— Set problem —
Return the whole listing exactly as it stands.

— Data for processing —
================================
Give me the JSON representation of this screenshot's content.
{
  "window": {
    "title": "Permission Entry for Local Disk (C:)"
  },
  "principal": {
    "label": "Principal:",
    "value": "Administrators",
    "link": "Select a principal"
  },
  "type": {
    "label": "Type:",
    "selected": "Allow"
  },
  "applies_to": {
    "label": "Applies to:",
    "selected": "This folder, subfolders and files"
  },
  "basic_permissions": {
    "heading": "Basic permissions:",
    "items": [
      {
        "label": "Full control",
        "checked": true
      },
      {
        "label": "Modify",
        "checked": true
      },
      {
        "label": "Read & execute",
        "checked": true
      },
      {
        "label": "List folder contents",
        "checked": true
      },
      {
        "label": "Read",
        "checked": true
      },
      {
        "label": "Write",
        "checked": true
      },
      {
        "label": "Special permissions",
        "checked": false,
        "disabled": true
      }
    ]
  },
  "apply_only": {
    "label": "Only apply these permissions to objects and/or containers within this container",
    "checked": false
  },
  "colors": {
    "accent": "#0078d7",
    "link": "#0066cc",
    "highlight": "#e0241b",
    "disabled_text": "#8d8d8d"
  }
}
================================
— Task answer —
Give me the JSON representation of this screenshot's content.
{
  "window": {
    "title": "Permission Entry for Local Disk (C:)"
  },
  "principal": {
    "label": "Principal:",
    "value": "Administrators",
    "link": "Select a principal"
  },
  "type": {
    "label": "Type:",
    "selected": "Allow"
  },
  "applies_to": {
    "label": "Applies to:",
    "selected": "This folder, subfolders and files"
  },
  "basic_permissions": {
    "heading": "Basic permissions:",
    "items": [
      {
        "label": "Full control",
        "checked": true
      },
      {
        "label": "Modify",
        "checked": true
      },
      {
        "label": "Read & execute",
        "checked": true
      },
      {
        "label": "List folder contents",
        "checked": true
      },
      {
        "label": "Read",
        "checked": true
      },
      {
        "label": "Write",
        "checked": true
      },
      {
        "label": "Special permissions",
        "checked": false,
        "disabled": true
      }
    ]
  },
  "apply_only": {
    "label": "Only apply these permissions to objects and/or containers within this container",
    "checked": false
  },
  "colors": {
    "accent": "#0078d7",
    "link": "#0066cc",
    "highlight": "#e0241b",
    "disabled_text": "#8d8d8d"
  }
}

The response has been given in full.